* begin Data supplied *
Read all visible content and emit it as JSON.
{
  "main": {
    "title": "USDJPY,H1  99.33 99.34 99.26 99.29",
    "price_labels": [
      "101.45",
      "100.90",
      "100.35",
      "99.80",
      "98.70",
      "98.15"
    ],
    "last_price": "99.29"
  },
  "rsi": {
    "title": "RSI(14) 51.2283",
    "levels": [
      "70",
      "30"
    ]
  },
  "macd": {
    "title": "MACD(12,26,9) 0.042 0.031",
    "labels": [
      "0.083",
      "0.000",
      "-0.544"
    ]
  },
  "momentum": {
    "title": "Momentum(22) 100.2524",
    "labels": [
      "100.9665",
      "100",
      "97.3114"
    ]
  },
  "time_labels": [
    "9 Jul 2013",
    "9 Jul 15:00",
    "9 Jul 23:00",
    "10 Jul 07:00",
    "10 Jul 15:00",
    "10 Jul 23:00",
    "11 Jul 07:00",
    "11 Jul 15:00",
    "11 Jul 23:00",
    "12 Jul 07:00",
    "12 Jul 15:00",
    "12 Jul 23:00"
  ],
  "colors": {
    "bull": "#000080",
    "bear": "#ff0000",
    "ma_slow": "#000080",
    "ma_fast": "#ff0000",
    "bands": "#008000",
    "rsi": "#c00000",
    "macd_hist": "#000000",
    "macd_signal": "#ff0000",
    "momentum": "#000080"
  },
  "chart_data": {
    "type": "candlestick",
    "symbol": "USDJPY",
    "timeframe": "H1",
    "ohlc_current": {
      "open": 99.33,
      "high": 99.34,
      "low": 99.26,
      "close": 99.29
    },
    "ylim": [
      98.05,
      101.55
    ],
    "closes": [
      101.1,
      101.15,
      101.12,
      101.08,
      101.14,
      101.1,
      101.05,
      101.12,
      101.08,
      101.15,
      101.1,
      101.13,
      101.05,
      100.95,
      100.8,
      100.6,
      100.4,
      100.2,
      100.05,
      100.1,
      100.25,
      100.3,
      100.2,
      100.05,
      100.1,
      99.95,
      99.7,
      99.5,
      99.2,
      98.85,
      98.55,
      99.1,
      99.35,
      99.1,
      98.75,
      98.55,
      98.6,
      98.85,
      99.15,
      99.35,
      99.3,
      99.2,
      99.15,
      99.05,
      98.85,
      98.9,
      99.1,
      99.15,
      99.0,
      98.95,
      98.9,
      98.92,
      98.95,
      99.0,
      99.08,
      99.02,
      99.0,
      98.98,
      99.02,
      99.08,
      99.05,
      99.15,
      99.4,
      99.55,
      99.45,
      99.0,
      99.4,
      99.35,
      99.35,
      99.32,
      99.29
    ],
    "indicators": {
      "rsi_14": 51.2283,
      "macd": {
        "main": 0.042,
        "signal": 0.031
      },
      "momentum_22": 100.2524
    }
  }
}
* end Data supplied *
* begin Data supplied *
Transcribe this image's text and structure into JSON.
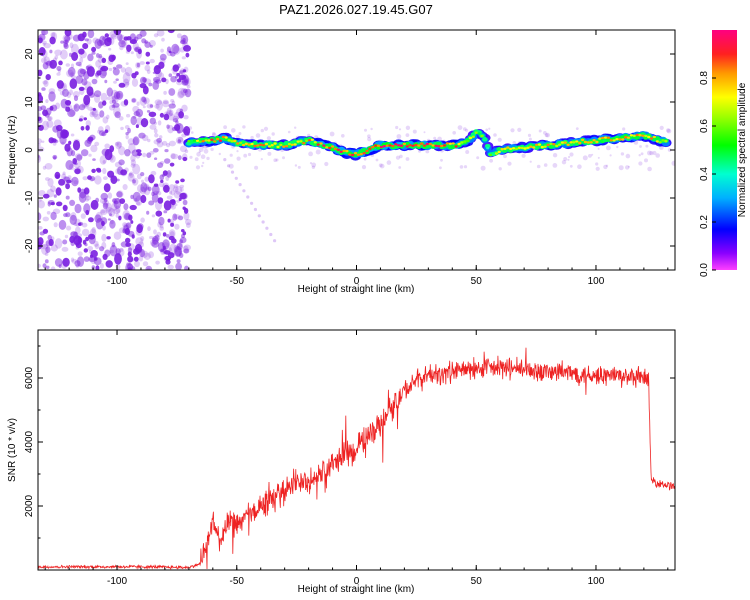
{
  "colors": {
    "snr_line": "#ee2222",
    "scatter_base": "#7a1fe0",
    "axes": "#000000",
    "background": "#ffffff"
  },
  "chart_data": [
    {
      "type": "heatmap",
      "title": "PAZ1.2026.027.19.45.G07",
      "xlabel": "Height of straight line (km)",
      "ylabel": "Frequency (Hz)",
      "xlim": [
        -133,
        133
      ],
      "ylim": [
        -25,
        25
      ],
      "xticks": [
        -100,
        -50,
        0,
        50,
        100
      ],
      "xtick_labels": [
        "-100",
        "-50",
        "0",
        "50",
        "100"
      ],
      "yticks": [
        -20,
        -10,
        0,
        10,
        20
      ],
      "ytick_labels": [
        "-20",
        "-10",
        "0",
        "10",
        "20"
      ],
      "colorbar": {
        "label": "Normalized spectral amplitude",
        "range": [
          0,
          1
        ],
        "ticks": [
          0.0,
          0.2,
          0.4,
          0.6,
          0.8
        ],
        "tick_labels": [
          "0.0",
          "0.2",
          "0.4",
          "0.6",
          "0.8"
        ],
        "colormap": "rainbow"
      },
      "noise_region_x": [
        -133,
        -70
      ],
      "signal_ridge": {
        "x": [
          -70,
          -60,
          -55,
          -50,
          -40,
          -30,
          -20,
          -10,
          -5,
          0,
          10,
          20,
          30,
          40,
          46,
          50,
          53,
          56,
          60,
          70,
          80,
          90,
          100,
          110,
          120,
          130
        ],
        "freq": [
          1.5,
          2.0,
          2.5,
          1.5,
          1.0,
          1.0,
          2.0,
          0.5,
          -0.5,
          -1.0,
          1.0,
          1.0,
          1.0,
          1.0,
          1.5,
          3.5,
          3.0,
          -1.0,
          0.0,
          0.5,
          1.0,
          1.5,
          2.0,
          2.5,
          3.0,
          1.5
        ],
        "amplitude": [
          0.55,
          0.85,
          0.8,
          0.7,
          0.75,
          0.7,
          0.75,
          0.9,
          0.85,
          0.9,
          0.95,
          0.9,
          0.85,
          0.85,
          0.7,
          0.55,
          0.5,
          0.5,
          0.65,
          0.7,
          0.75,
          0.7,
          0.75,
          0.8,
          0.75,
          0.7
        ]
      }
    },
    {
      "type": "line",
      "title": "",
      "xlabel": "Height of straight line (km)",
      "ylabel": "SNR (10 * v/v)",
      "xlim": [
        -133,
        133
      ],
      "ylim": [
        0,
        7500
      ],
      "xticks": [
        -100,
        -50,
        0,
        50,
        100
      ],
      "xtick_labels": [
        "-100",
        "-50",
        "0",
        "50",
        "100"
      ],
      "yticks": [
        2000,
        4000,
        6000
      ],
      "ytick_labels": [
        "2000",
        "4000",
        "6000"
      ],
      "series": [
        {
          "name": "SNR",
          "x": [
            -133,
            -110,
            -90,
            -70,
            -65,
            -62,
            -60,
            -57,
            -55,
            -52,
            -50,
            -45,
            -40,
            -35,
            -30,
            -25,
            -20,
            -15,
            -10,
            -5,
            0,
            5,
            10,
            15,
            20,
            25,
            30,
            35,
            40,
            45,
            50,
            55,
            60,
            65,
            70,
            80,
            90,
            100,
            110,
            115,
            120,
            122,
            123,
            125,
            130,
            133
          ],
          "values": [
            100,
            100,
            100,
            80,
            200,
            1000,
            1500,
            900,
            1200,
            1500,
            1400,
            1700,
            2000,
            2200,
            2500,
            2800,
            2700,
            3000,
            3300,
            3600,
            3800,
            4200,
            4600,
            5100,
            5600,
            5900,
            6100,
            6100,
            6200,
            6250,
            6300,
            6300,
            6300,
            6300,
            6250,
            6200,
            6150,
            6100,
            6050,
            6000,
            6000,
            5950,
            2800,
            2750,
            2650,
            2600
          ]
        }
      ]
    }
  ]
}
* end Data supplied *
_What to work on_.
Report how many lines of the listing hold the word "ylabel", with nothing but the number.

_Right answer_.
2